▸ Stated problem
Here are some records; return them all exactly.

▸ Input rows
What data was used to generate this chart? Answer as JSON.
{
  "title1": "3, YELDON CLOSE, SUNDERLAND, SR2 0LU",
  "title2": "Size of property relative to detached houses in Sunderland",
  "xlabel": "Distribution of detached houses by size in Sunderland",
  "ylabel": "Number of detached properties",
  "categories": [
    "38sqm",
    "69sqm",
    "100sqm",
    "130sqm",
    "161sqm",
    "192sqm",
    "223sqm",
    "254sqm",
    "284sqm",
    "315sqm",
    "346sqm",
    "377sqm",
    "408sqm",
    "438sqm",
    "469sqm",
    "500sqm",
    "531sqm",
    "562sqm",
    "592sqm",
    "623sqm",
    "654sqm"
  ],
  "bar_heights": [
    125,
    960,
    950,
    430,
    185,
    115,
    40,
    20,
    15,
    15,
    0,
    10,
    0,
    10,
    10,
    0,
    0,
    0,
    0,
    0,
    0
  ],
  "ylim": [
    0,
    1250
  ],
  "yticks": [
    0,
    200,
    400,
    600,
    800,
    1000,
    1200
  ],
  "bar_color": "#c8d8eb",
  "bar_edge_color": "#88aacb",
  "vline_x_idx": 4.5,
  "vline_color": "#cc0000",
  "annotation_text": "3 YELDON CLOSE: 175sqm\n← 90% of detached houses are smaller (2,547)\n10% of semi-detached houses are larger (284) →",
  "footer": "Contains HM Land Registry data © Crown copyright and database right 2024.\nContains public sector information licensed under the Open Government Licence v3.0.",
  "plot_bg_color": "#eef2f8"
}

▸ Finished answer
What data was used to generate this chart? Answer as JSON.
{
  "title1": "3, YELDON CLOSE, SUNDERLAND, SR2 0LU",
  "title2": "Size of property relative to detached houses in Sunderland",
  "xlabel": "Distribution of detached houses by size in Sunderland",
  "ylabel": "Number of detached properties",
  "categories": [
    "38sqm",
    "69sqm",
    "100sqm",
    "130sqm",
    "161sqm",
    "192sqm",
    "223sqm",
    "254sqm",
    "284sqm",
    "315sqm",
    "346sqm",
    "377sqm",
    "408sqm",
    "438sqm",
    "469sqm",
    "500sqm",
    "531sqm",
    "562sqm",
    "592sqm",
    "623sqm",
    "654sqm"
  ],
  "bar_heights": [
    125,
    960,
    950,
    430,
    185,
    115,
    40,
    20,
    15,
    15,
    0,
    10,
    0,
    10,
    10,
    0,
    0,
    0,
    0,
    0,
    0
  ],
  "ylim": [
    0,
    1250
  ],
  "yticks": [
    0,
    200,
    400,
    600,
    800,
    1000,
    1200
  ],
  "bar_color": "#c8d8eb",
  "bar_edge_color": "#88aacb",
  "vline_x_idx": 4.5,
  "vline_color": "#cc0000",
  "annotation_text": "3 YELDON CLOSE: 175sqm\n← 90% of detached houses are smaller (2,547)\n10% of semi-detached houses are larger (284) →",
  "footer": "Contains HM Land Registry data © Crown copyright and database right 2024.\nContains public sector information licensed under the Open Government Licence v3.0.",
  "plot_bg_color": "#eef2f8"
}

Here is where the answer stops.